◆ **WHAT IS EXPECTED**: Copy everything from "money-bag-hand-icon [767, 726, 899, 858]" down to "benefit-item-results-after-first-use: Results after", swapping "Sculpt" for "Contour" and leaving all else unchanged.

◆ **PROVIDED ENTRIES**:
= = = = =

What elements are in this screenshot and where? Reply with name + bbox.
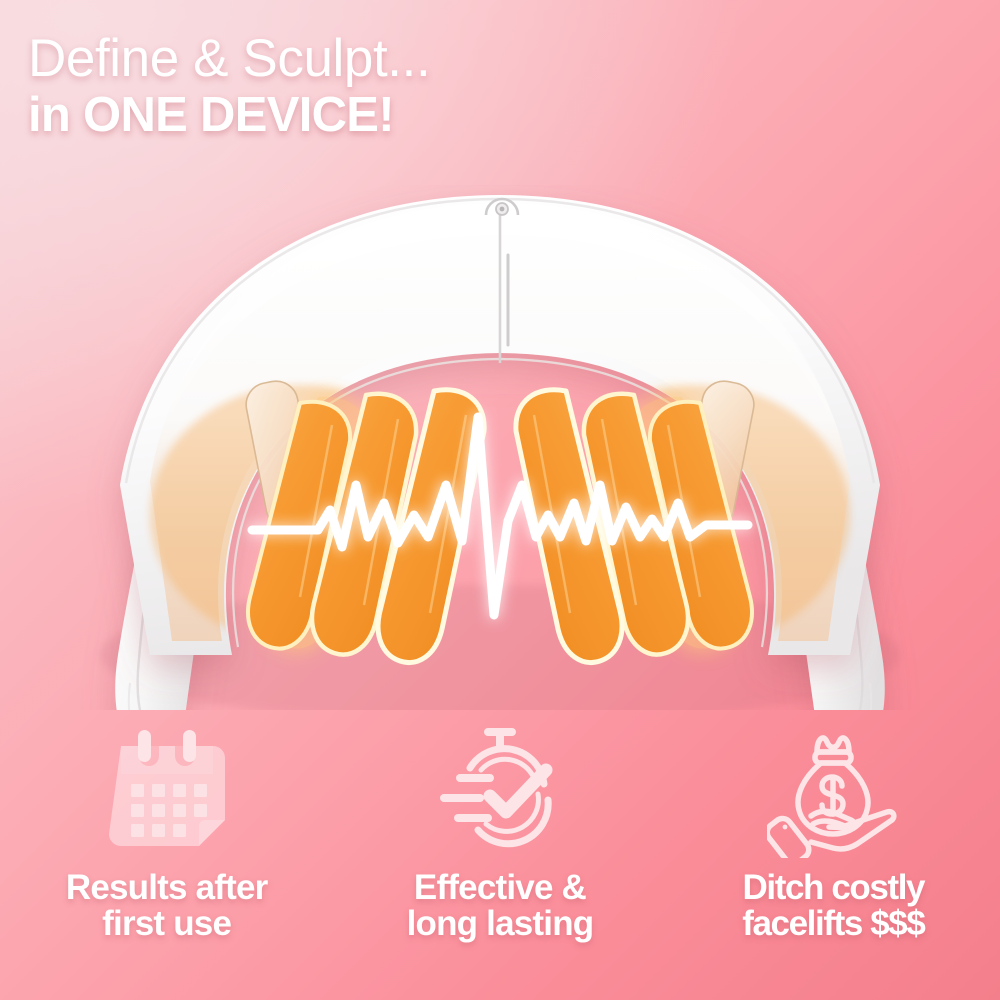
money-bag-hand-icon [767, 726, 899, 858]
headline-line-1: Define & Sculpt... [28, 30, 648, 87]
stopwatch-check-icon [434, 726, 566, 858]
benefit-label: Effective & long lasting [407, 870, 594, 943]
benefit-item-results-after-first-use: Results after first use [0, 718, 333, 1000]
product-image [0, 185, 1000, 710]
benefit-label: Ditch costly facelifts $$$ [742, 870, 924, 943]
headline-block: Define & Sculpt... in ONE DEVICE! [28, 30, 648, 145]
benefit-label: Results after first use [66, 870, 268, 943]
benefit-item-effective-long-lasting: Effective & long lasting [333, 718, 666, 1000]
benefits-row: Results after first use Eff [0, 718, 1000, 1000]
benefit-item-ditch-costly-facelifts: Ditch costly facelifts $$$ [667, 718, 1000, 1000]
headline-line-2: in ONE DEVICE! [28, 87, 648, 145]
calendar-icon [101, 726, 233, 858]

= = = = =

◆ **TASK RESULT**:
money-bag-hand-icon [767, 726, 899, 858]
headline-line-1: Define & Contour... [28, 30, 648, 87]
stopwatch-check-icon [434, 726, 566, 858]
benefit-label: Effective & long lasting [407, 870, 594, 943]
benefit-item-results-after-first-use: Results after first use [0, 718, 333, 1000]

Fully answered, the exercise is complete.